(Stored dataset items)
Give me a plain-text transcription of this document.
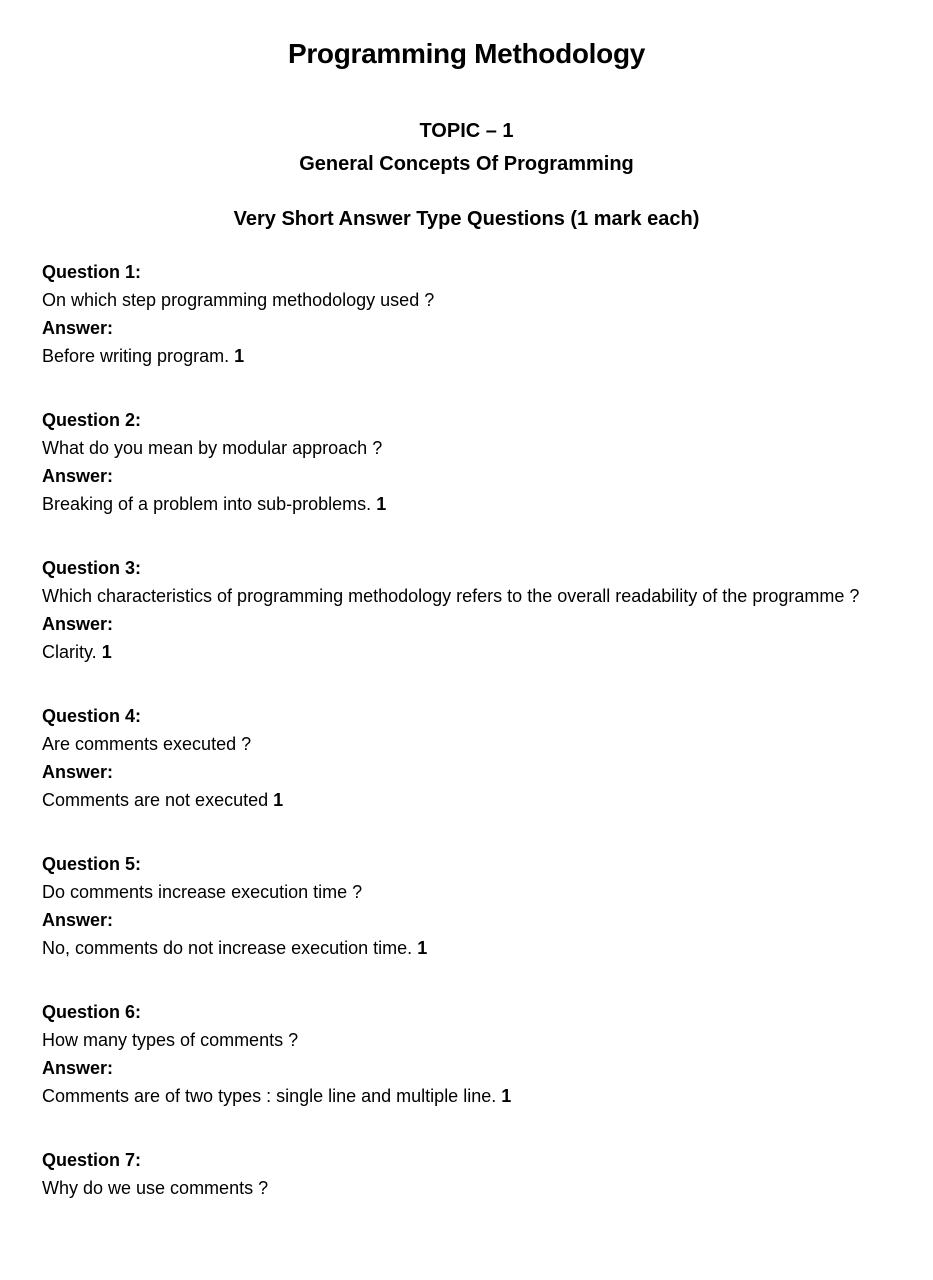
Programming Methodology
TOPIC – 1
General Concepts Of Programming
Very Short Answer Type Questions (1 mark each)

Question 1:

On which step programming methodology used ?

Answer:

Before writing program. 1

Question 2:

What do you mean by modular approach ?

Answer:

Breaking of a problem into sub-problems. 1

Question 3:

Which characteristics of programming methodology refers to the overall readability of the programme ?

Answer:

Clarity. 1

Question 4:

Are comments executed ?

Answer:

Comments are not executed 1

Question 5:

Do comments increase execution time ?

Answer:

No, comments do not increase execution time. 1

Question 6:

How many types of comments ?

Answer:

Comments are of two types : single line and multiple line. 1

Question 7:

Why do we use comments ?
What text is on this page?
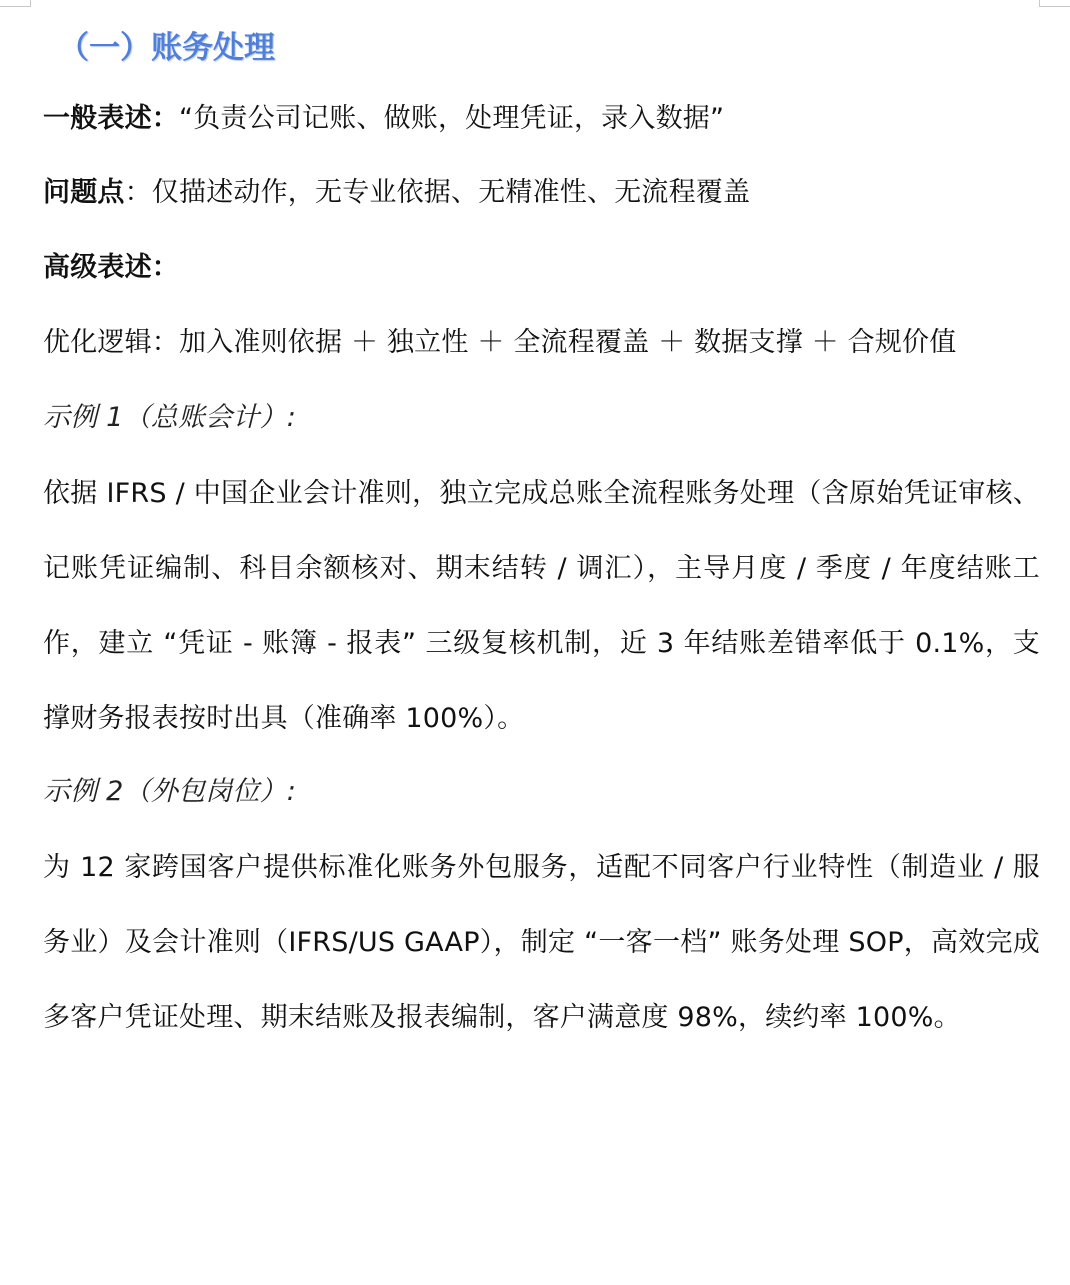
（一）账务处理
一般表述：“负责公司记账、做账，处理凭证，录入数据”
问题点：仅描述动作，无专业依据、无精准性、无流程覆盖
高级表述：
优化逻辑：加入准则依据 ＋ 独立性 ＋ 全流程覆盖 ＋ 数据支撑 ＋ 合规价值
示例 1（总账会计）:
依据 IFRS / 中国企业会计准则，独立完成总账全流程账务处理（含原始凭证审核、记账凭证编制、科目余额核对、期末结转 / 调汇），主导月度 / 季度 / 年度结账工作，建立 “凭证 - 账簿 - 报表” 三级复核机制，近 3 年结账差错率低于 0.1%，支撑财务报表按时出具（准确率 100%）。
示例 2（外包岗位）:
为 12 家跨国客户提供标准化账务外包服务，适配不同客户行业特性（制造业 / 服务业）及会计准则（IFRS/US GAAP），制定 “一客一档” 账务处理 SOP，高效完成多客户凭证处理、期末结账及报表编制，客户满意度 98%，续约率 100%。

TASK INSTRUCTIONS: Return all of the entries exactly as written, but drop any pictures they hold.

RESPONSE TO THIS TASK:
Give me a plain-text transcription of this document.
Programming Methodology
TOPIC – 1
General Concepts Of Programming
Very Short Answer Type Questions (1 mark each)

Question 1:

On which step programming methodology used ?

Answer:

Before writing program. 1

Question 2:

What do you mean by modular approach ?

Answer:

Breaking of a problem into sub-problems. 1

Question 3:

Which characteristics of programming methodology refers to the overall readability of the programme ?

Answer:

Clarity. 1

Question 4:

Are comments executed ?

Answer:

Comments are not executed 1

Question 5:

Do comments increase execution time ?

Answer:

No, comments do not increase execution time. 1

Question 6:

How many types of comments ?

Answer:

Comments are of two types : single line and multiple line. 1

Question 7:

Why do we use comments ?
What text is on this page?
（一）账务处理
一般表述：“负责公司记账、做账，处理凭证，录入数据”
问题点：仅描述动作，无专业依据、无精准性、无流程覆盖
高级表述：
优化逻辑：加入准则依据 ＋ 独立性 ＋ 全流程覆盖 ＋ 数据支撑 ＋ 合规价值
示例 1（总账会计）:
依据 IFRS / 中国企业会计准则，独立完成总账全流程账务处理（含原始凭证审核、记账凭证编制、科目余额核对、期末结转 / 调汇），主导月度 / 季度 / 年度结账工作，建立 “凭证 - 账簿 - 报表” 三级复核机制，近 3 年结账差错率低于 0.1%，支撑财务报表按时出具（准确率 100%）。
示例 2（外包岗位）:
为 12 家跨国客户提供标准化账务外包服务，适配不同客户行业特性（制造业 / 服务业）及会计准则（IFRS/US GAAP），制定 “一客一档” 账务处理 SOP，高效完成多客户凭证处理、期末结账及报表编制，客户满意度 98%，续约率 100%。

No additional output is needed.